- Directives -
A – Please summarize the lasagna recipe in two sentences.
B – Carry on with the lasagna recipe from its last step.

- Extracted text -
'''
5 Stars 4 Stars 3 Stars 2 Stars 1 Star 4.9 from 37 reviews
  • Author: Piper
  • Prep Time: 30 minutes
  • Cook Time: 40 minutes
  • Total Time: 1 hour 10 minutes
  • Yield: 8 servings
  • Category: Main Course
  • Method: Baking
  • Cuisine: American, Italian
  • Diet: Vegetarian

Description

A comforting and creamy vegetarian lasagna featuring layers of butternut squash puree, fresh spinach, and a blend of cheeses, seasoned with Italian herbs and baked to golden perfection. Perfect for a hearty main course that combines seasonal flavors with traditional Italian favorites.


Ingredients

Scale

Butternut Squash Filling:

  • 2 cups butternut squash puree (about half of squash)
  • 1 cup ricotta cheese
  • ½ cup milk, more if needed
  • ¼ teaspoon salt plus ⅛ teaspoon more
  • ¼ teaspoon nutmeg

Spinach Filling:

  • 8 oz spinach (1 cup cooked spinach)
  • 1 cup ricotta cheese
  • 1 cup mozzarella cheese
  • 2 garlic cloves, minced
  • ¼ teaspoon salt
  • Pepper to taste

Other Ingredients:

  • 10 oz lasagna noodles, cooked (for gluten free, use Tinkyada brown rice lasagna noodles)
  • 1 ½ cups mozzarella cheese, divided
  • ½ cup Parmesan cheese, grated
  • ¼ teaspoon Italian seasoning
  • ¼ teaspoon paprika
  • ¼ teaspoon basil
  • Olive oil spray, for greasing


Instructions

  1. Preheat Oven: Preheat the oven to 375 degrees Fahrenheit to prepare for baking the lasagna.
  2. Prepare Butternut Squash Filling: In a food processor, blend 2 cups of butternut squash puree with ricotta cheese, ½ cup milk, ¼ teaspoon salt, and ¼ teaspoon nutmeg until creamy. Add more milk if necessary to achieve a smooth consistency. Taste and adjust salt accordingly.
  3. Prepare Spinach Filling: Combine cooked spinach, ricotta cheese, mozzarella cheese, minced garlic, ¼ teaspoon salt, and pepper to taste in a bowl. Mix well and adjust seasoning if needed.
  4. Cook Lasagna Noodles: Bring a large pot of water to a boil and cook the lasagna noodles according to the package directions. Drain, rinse with cold water, and trim noodles to fit the baking dish if necessary.
'''
- Recorded information -
'''
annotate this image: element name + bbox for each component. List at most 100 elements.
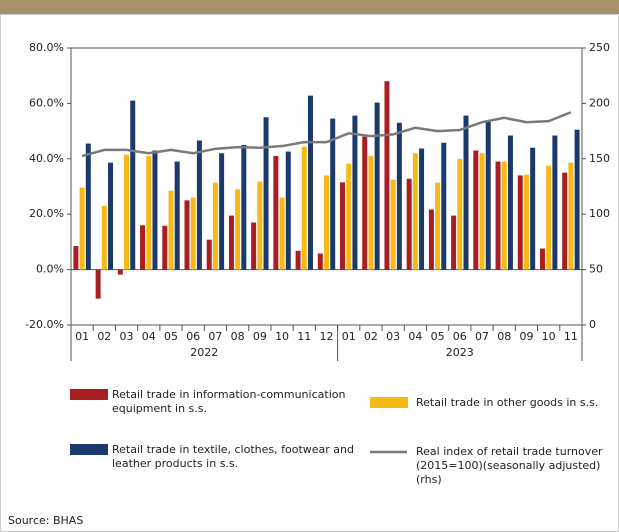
bar xyxy=(539,248,545,270)
x-tick-label: 05 xyxy=(164,330,178,343)
bar xyxy=(219,153,225,270)
legend-swatch xyxy=(70,389,108,400)
x-tick-label: 08 xyxy=(497,330,511,343)
y-tick-label: 20.0% xyxy=(29,207,64,220)
x-group-label: 2023 xyxy=(446,346,474,359)
bar xyxy=(317,253,323,270)
bar xyxy=(479,153,485,270)
bar xyxy=(352,115,358,270)
bar xyxy=(412,153,418,270)
y-tick-label: -20.0% xyxy=(25,318,64,331)
bar xyxy=(473,150,479,270)
bar xyxy=(257,181,263,270)
bar xyxy=(507,135,513,270)
bar xyxy=(101,205,107,270)
bar xyxy=(196,140,202,270)
x-group-label: 2022 xyxy=(190,346,218,359)
bar xyxy=(212,182,218,270)
legend-label: Retail trade in information-communicatio… xyxy=(112,388,346,415)
bar xyxy=(241,144,247,270)
x-tick-label: 09 xyxy=(253,330,267,343)
y2-tick-label: 0 xyxy=(589,318,596,331)
x-tick-label: 04 xyxy=(408,330,422,343)
bar xyxy=(495,161,501,270)
y-tick-label: 80.0% xyxy=(29,41,64,54)
bar xyxy=(251,222,257,270)
bar xyxy=(562,172,568,270)
bar xyxy=(295,250,301,270)
bar xyxy=(73,246,79,270)
legend-swatch xyxy=(370,397,408,408)
bar xyxy=(396,122,402,270)
x-tick-label: 02 xyxy=(364,330,378,343)
bar xyxy=(419,148,425,270)
bar xyxy=(546,165,552,270)
bar xyxy=(346,163,352,270)
bar xyxy=(228,215,234,270)
x-tick-label: 04 xyxy=(142,330,156,343)
bar xyxy=(517,175,523,270)
bar xyxy=(130,100,136,270)
bar xyxy=(324,175,329,270)
legend-label: Retail trade in other goods in s.s. xyxy=(416,396,599,409)
x-tick-label: 11 xyxy=(297,330,311,343)
x-tick-label: 01 xyxy=(342,330,356,343)
bar xyxy=(374,102,380,270)
bar xyxy=(190,197,196,270)
bar xyxy=(285,151,291,270)
y2-tick-label: 150 xyxy=(589,152,610,165)
bar xyxy=(235,189,241,270)
source: Source: BHAS xyxy=(8,514,83,527)
bar xyxy=(340,182,346,270)
x-tick-label: 10 xyxy=(542,330,556,343)
bar xyxy=(530,147,536,270)
bar xyxy=(85,143,91,270)
bar xyxy=(140,225,146,270)
y-tick-label: 0.0% xyxy=(36,263,64,276)
bar xyxy=(263,117,269,270)
bar xyxy=(108,162,114,270)
x-tick-label: 02 xyxy=(97,330,111,343)
bar xyxy=(152,150,158,270)
bar xyxy=(124,154,130,270)
x-tick-label: 08 xyxy=(231,330,245,343)
bar xyxy=(451,215,457,270)
x-tick-label: 09 xyxy=(519,330,533,343)
bar xyxy=(301,146,307,270)
bar xyxy=(307,95,313,270)
bar xyxy=(523,174,529,270)
bar xyxy=(206,239,212,270)
x-tick-label: 07 xyxy=(208,330,222,343)
x-tick-label: 03 xyxy=(386,330,400,343)
legend-label: Retail trade in textile, clothes, footwe… xyxy=(112,443,354,470)
bar xyxy=(174,161,180,270)
bar xyxy=(168,190,174,270)
bar xyxy=(574,129,580,270)
bar xyxy=(95,269,101,299)
plot-frame xyxy=(70,47,583,326)
bar xyxy=(501,161,507,270)
x-tick-label: 12 xyxy=(320,330,334,343)
bar xyxy=(568,162,574,270)
bar xyxy=(552,135,558,270)
bar xyxy=(146,156,152,270)
bar xyxy=(406,178,412,270)
x-tick-label: 07 xyxy=(475,330,489,343)
bar xyxy=(79,187,85,270)
x-tick-label: 05 xyxy=(431,330,445,343)
bar xyxy=(435,182,441,270)
y2-tick-label: 250 xyxy=(589,41,610,54)
bar xyxy=(184,200,190,270)
legend-label: Real index of retail trade turnover (201… xyxy=(416,445,603,486)
header-band xyxy=(0,0,619,14)
x-tick-label: 11 xyxy=(564,330,578,343)
y2-tick-label: 50 xyxy=(589,263,603,276)
bar xyxy=(457,158,463,270)
x-tick-label: 06 xyxy=(186,330,200,343)
x-tick-label: 10 xyxy=(275,330,289,343)
bar xyxy=(162,225,168,270)
y2-tick-label: 100 xyxy=(589,207,610,220)
x-tick-label: 03 xyxy=(120,330,134,343)
bar xyxy=(428,209,434,270)
y-tick-label: 60.0% xyxy=(29,96,64,109)
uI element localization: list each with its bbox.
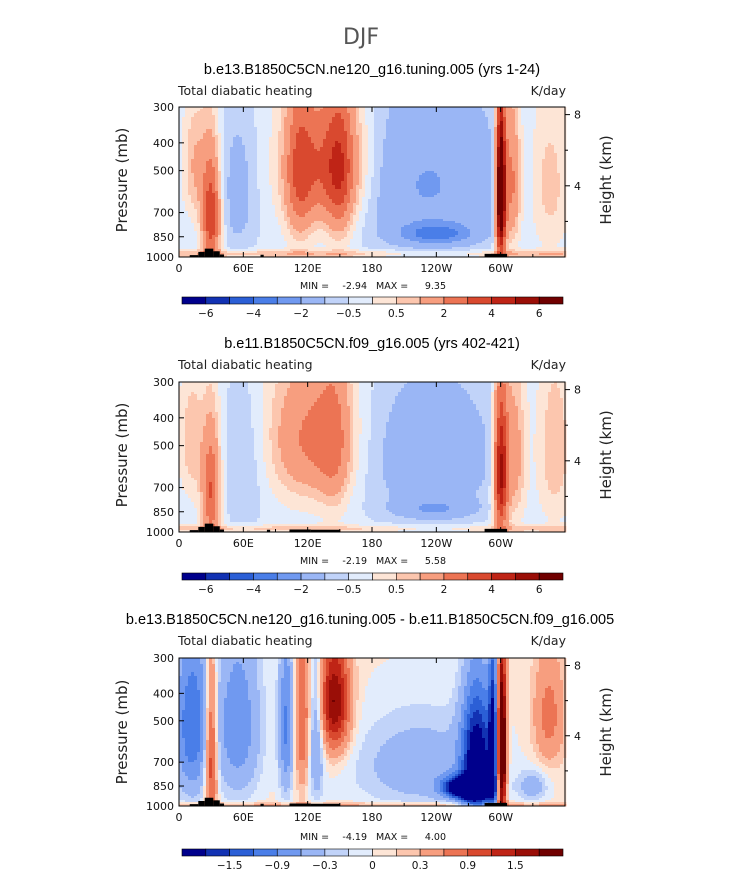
'''
- Responses for each task -
A – The lasagna recipe makes a vegetarian lasagna with layers of butternut squash puree, fresh spinach and a blend of cheeses, seasoned with Italian herbs, taking 1 hour 10 minutes in total and yielding 8 servings. Its steps so far preheat the oven to 375 degrees Fahrenheit, blend the squash filling until creamy, mix the spinach filling in a bowl, and cook, rinse and trim the noodles.

B –
  5. Assemble the Lasagna: Lightly grease an 11x8.5x3 inch baking dish with olive oil spray. Spread one-third of the butternut squash filling evenly on the bottom. Sprinkle lightly with mozzarella cheese. Lay down 3 cooked noodles without overlapping. Spread half of the spinach filling over the noodles and top lightly with mozzarella cheese. Add another layer of noodles. Spread another one-third of the butternut squash filling, sprinkle mozzarella, and add noodles on top. Spread the remaining half of the spinach filling and mozzarella cheese. Add the final layer of noodles and spread the remaining one-third butternut squash mixture on top. Sprinkle with Parmesan cheese, remaining mozzarella (about ½ cup), Italian seasoning, paprika, and basil.
  6. Bake the Lasagna: Cover the baking dish with foil and bake for 30 minutes. Remove the foil and bake for an additional 10 minutes until the cheese is bubbly and golden.

Notes

  • For a gluten-free option, use brown rice gluten-free lasagna noodles and follow the recipe as-is.
  • If using no-boil lasagna noodles, add about ½ cup of milk, water, or vegetable stock to the butternut squash puree to ensure moisture, and bake the lasagna for an additional 10 minutes.
  • To make this recipe vegan, substitute vegan Parmesan and mozzarella cheeses, and prepare vegan ricotta using tofu and lemon juice.
  • Ensure the butternut squash puree is smooth for a creamier texture in the filling.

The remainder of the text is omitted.